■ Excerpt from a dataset
########################################

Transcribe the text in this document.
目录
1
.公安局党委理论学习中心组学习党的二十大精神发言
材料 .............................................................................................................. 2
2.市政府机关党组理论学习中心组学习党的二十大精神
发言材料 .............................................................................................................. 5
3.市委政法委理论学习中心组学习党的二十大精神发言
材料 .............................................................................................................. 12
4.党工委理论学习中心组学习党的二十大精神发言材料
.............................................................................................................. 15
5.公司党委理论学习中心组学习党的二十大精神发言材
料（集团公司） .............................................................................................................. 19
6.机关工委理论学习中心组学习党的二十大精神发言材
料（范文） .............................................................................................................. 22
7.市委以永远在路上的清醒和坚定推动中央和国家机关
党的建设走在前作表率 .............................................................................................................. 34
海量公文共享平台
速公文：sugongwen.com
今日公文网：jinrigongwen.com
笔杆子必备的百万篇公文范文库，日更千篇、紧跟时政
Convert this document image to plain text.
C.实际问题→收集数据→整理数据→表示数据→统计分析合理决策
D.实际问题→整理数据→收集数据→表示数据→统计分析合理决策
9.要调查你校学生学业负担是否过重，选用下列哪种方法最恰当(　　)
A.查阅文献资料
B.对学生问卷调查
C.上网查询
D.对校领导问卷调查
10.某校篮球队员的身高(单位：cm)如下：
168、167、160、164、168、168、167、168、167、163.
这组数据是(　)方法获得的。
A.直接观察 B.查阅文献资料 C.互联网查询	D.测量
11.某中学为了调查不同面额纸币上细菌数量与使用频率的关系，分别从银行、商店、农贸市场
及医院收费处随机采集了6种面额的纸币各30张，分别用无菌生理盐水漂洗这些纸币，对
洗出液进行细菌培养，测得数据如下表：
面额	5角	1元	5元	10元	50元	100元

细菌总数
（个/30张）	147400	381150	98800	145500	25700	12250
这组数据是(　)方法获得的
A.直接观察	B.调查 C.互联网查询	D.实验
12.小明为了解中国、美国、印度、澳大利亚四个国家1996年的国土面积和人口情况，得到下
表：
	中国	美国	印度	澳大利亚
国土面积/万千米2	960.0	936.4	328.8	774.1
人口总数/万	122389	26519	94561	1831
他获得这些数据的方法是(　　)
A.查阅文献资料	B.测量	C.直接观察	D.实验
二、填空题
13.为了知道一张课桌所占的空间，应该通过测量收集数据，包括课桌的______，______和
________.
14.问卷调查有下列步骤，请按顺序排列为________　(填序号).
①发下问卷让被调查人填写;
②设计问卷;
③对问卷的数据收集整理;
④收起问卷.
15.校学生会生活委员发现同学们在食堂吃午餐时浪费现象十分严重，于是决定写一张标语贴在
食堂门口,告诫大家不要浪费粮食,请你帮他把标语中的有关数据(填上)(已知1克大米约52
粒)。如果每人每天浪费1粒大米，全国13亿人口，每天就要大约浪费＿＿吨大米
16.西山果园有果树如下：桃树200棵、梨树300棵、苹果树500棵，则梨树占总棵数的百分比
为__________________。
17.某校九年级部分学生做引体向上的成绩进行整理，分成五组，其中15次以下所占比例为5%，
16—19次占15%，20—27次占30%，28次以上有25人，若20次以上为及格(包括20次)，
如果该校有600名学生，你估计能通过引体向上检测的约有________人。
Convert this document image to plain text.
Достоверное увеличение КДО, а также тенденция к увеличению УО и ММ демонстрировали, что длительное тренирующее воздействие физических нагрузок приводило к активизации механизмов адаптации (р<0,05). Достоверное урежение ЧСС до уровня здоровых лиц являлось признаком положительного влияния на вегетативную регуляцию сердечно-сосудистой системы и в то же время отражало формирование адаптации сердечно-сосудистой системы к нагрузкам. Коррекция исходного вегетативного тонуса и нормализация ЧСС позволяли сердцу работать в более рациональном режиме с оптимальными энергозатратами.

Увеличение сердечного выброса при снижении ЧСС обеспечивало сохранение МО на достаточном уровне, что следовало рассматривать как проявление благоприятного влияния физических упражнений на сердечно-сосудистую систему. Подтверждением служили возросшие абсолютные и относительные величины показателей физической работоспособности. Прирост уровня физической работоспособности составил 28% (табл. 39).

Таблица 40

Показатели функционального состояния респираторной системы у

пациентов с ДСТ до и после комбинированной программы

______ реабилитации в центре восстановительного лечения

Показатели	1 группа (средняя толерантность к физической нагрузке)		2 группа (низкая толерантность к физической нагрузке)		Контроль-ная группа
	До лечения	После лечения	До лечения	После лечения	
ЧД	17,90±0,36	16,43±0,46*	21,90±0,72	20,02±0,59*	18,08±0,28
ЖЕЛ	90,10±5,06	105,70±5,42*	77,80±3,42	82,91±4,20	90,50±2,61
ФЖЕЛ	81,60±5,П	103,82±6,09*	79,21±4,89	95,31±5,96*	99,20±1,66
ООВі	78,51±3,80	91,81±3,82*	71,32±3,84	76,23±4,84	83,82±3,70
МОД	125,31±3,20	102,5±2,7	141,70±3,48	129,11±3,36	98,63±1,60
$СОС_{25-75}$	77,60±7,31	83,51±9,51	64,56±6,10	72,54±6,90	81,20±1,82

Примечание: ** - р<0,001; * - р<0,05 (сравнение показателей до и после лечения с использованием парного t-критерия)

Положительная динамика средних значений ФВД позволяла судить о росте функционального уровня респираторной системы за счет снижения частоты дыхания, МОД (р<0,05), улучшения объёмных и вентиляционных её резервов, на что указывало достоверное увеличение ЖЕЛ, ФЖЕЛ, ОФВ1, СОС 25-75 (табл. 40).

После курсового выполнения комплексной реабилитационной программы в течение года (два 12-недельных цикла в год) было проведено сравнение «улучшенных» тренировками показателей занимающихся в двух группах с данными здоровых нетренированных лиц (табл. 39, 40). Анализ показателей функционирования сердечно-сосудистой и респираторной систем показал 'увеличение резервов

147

########################################

■ Aim
Write out every record shown above, word for word.

■ Output for this exercise
Transcribe the text in this document.
目录
1
.公安局党委理论学习中心组学习党的二十大精神发言
材料 .............................................................................................................. 2
2.市政府机关党组理论学习中心组学习党的二十大精神
发言材料 .............................................................................................................. 5
3.市委政法委理论学习中心组学习党的二十大精神发言
材料 .............................................................................................................. 12
4.党工委理论学习中心组学习党的二十大精神发言材料
.............................................................................................................. 15
5.公司党委理论学习中心组学习党的二十大精神发言材
料（集团公司） .............................................................................................................. 19
6.机关工委理论学习中心组学习党的二十大精神发言材
料（范文） .............................................................................................................. 22
7.市委以永远在路上的清醒和坚定推动中央和国家机关
党的建设走在前作表率 .............................................................................................................. 34
海量公文共享平台
速公文：sugongwen.com
今日公文网：jinrigongwen.com
笔杆子必备的百万篇公文范文库，日更千篇、紧跟时政
Convert this document image to plain text.
C.实际问题→收集数据→整理数据→表示数据→统计分析合理决策
D.实际问题→整理数据→收集数据→表示数据→统计分析合理决策
9.要调查你校学生学业负担是否过重，选用下列哪种方法最恰当(　　)
A.查阅文献资料
B.对学生问卷调查
C.上网查询
D.对校领导问卷调查
10.某校篮球队员的身高(单位：cm)如下：
168、167、160、164、168、168、167、168、167、163.
这组数据是(　)方法获得的。
A.直接观察 B.查阅文献资料 C.互联网查询	D.测量
11.某中学为了调查不同面额纸币上细菌数量与使用频率的关系，分别从银行、商店、农贸市场
及医院收费处随机采集了6种面额的纸币各30张，分别用无菌生理盐水漂洗这些纸币，对
洗出液进行细菌培养，测得数据如下表：
面额	5角	1元	5元	10元	50元	100元

细菌总数
（个/30张）	147400	381150	98800	145500	25700	12250
这组数据是(　)方法获得的
A.直接观察	B.调查 C.互联网查询	D.实验
12.小明为了解中国、美国、印度、澳大利亚四个国家1996年的国土面积和人口情况，得到下
表：
	中国	美国	印度	澳大利亚
国土面积/万千米2	960.0	936.4	328.8	774.1
人口总数/万	122389	26519	94561	1831
他获得这些数据的方法是(　　)
A.查阅文献资料	B.测量	C.直接观察	D.实验
二、填空题
13.为了知道一张课桌所占的空间，应该通过测量收集数据，包括课桌的______，______和
________.
14.问卷调查有下列步骤，请按顺序排列为________　(填序号).
①发下问卷让被调查人填写;
②设计问卷;
③对问卷的数据收集整理;
④收起问卷.
15.校学生会生活委员发现同学们在食堂吃午餐时浪费现象十分严重，于是决定写一张标语贴在
食堂门口,告诫大家不要浪费粮食,请你帮他把标语中的有关数据(填上)(已知1克大米约52
粒)。如果每人每天浪费1粒大米，全国13亿人口，每天就要大约浪费＿＿吨大米
16.西山果园有果树如下：桃树200棵、梨树300棵、苹果树500棵，则梨树占总棵数的百分比
为__________________。
17.某校九年级部分学生做引体向上的成绩进行整理，分成五组，其中15次以下所占比例为5%，
16—19次占15%，20—27次占30%，28次以上有25人，若20次以上为及格(包括20次)，
如果该校有600名学生，你估计能通过引体向上检测的约有________人。
Convert this document image to plain text.
Достоверное увеличение КДО, а также тенденция к увеличению УО и ММ демонстрировали, что длительное тренирующее воздействие физических нагрузок приводило к активизации механизмов адаптации (р<0,05). Достоверное урежение ЧСС до уровня здоровых лиц являлось признаком положительного влияния на вегетативную регуляцию сердечно-сосудистой системы и в то же время отражало формирование адаптации сердечно-сосудистой системы к нагрузкам. Коррекция исходного вегетативного тонуса и нормализация ЧСС позволяли сердцу работать в более рациональном режиме с оптимальными энергозатратами.

Увеличение сердечного выброса при снижении ЧСС обеспечивало сохранение МО на достаточном уровне, что следовало рассматривать как проявление благоприятного влияния физических упражнений на сердечно-сосудистую систему. Подтверждением служили возросшие абсолютные и относительные величины показателей физической работоспособности. Прирост уровня физической работоспособности составил 28% (табл. 39).

Таблица 40

Показатели функционального состояния респираторной системы у

пациентов с ДСТ до и после комбинированной программы

______ реабилитации в центре восстановительного лечения

Показатели	1 группа (средняя толерантность к физической нагрузке)		2 группа (низкая толерантность к физической нагрузке)		Контроль-ная группа
	До лечения	После лечения	До лечения	После лечения	
ЧД	17,90±0,36	16,43±0,46*	21,90±0,72	20,02±0,59*	18,08±0,28
ЖЕЛ	90,10±5,06	105,70±5,42*	77,80±3,42	82,91±4,20	90,50±2,61
ФЖЕЛ	81,60±5,П	103,82±6,09*	79,21±4,89	95,31±5,96*	99,20±1,66
ООВі	78,51±3,80	91,81±3,82*	71,32±3,84	76,23±4,84	83,82±3,70
МОД	125,31±3,20	102,5±2,7	141,70±3,48	129,11±3,36	98,63±1,60
$СОС_{25-75}$	77,60±7,31	83,51±9,51	64,56±6,10	72,54±6,90	81,20±1,82

Примечание: ** - р<0,001; * - р<0,05 (сравнение показателей до и после лечения с использованием парного t-критерия)

Положительная динамика средних значений ФВД позволяла судить о росте функционального уровня респираторной системы за счет снижения частоты дыхания, МОД (р<0,05), улучшения объёмных и вентиляционных её резервов, на что указывало достоверное увеличение ЖЕЛ, ФЖЕЛ, ОФВ1, СОС 25-75 (табл. 40).

После курсового выполнения комплексной реабилитационной программы в течение года (два 12-недельных цикла в год) было проведено сравнение «улучшенных» тренировками показателей занимающихся в двух группах с данными здоровых нетренированных лиц (табл. 39, 40). Анализ показателей функционирования сердечно-сосудистой и респираторной систем показал 'увеличение резервов

147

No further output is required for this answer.